## Description of the task
Only the number is wanted: how many lines contain the string "Suppressed"?

## The data
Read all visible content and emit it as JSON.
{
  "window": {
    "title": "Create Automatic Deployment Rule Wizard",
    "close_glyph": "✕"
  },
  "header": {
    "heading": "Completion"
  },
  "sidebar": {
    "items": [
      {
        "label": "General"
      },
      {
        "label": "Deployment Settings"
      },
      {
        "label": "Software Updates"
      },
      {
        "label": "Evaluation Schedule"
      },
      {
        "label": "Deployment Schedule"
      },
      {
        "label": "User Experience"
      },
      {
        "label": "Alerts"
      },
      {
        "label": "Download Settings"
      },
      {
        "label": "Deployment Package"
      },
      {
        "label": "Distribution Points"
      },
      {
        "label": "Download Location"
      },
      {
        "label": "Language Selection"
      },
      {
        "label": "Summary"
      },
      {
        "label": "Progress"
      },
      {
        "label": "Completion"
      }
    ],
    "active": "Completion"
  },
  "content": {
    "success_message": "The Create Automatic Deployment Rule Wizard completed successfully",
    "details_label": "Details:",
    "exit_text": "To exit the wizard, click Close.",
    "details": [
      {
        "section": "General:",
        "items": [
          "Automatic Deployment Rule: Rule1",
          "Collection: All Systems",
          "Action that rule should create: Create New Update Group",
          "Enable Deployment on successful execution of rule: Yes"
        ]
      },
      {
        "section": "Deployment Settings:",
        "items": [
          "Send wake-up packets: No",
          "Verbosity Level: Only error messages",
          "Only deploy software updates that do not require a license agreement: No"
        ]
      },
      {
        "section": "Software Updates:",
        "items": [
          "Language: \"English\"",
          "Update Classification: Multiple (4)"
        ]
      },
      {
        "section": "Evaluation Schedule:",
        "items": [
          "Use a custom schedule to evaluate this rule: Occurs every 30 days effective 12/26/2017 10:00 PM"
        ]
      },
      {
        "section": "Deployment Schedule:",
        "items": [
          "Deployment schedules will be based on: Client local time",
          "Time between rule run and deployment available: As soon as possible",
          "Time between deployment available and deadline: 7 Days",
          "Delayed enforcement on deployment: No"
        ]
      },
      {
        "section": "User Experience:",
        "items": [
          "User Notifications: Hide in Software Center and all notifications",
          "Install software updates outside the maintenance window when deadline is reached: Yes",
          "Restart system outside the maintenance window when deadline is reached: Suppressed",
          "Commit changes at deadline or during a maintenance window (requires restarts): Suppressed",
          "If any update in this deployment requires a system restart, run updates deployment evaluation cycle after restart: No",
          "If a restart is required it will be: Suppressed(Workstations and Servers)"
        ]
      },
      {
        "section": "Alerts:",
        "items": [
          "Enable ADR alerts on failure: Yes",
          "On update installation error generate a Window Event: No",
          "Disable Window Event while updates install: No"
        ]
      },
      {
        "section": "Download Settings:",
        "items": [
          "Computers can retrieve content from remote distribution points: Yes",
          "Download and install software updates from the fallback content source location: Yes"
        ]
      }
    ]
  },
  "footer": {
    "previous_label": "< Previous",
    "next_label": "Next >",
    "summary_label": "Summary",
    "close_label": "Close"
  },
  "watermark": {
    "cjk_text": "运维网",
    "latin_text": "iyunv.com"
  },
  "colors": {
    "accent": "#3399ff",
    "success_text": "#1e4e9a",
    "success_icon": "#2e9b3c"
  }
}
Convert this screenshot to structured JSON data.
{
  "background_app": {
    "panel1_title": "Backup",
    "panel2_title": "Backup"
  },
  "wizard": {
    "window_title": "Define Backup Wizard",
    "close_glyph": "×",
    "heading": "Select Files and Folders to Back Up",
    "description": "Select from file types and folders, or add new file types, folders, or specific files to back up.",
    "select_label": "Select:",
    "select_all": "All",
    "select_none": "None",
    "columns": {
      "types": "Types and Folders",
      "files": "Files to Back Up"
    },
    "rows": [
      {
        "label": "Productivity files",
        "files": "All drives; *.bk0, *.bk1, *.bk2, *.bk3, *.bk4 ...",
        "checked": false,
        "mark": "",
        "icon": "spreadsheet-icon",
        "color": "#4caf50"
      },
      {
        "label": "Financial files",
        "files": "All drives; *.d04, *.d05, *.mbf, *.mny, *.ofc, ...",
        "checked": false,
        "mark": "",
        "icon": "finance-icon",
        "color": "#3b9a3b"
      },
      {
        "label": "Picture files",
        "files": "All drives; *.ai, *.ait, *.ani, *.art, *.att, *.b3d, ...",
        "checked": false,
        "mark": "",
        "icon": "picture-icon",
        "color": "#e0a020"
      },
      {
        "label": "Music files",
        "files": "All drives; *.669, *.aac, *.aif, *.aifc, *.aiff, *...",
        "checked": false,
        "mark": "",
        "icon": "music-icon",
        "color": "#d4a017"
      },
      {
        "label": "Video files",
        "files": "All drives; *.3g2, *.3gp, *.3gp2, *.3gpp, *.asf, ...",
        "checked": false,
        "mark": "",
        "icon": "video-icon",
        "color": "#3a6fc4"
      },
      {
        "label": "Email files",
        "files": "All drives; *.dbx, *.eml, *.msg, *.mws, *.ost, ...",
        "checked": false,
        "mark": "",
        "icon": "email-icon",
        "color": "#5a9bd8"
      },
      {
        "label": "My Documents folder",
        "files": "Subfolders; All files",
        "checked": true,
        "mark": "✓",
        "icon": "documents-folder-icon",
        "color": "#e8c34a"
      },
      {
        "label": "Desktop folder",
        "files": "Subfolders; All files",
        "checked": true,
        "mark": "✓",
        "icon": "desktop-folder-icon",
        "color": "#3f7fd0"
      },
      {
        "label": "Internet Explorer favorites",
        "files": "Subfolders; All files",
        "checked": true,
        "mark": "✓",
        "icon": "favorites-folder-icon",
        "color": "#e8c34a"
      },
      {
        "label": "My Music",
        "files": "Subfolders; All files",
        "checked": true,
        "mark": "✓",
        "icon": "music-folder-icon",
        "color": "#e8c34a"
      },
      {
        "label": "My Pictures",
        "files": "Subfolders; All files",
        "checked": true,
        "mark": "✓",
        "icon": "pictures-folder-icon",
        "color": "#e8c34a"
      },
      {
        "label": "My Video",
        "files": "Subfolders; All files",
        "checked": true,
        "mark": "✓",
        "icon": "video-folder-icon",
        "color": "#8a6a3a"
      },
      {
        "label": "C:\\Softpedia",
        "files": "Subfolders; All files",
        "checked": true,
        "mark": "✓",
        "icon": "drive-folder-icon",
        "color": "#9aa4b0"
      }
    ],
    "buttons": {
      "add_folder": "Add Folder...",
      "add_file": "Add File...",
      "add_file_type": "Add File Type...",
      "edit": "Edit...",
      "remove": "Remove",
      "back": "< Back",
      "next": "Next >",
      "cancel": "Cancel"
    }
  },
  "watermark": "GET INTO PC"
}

## Output of the task
3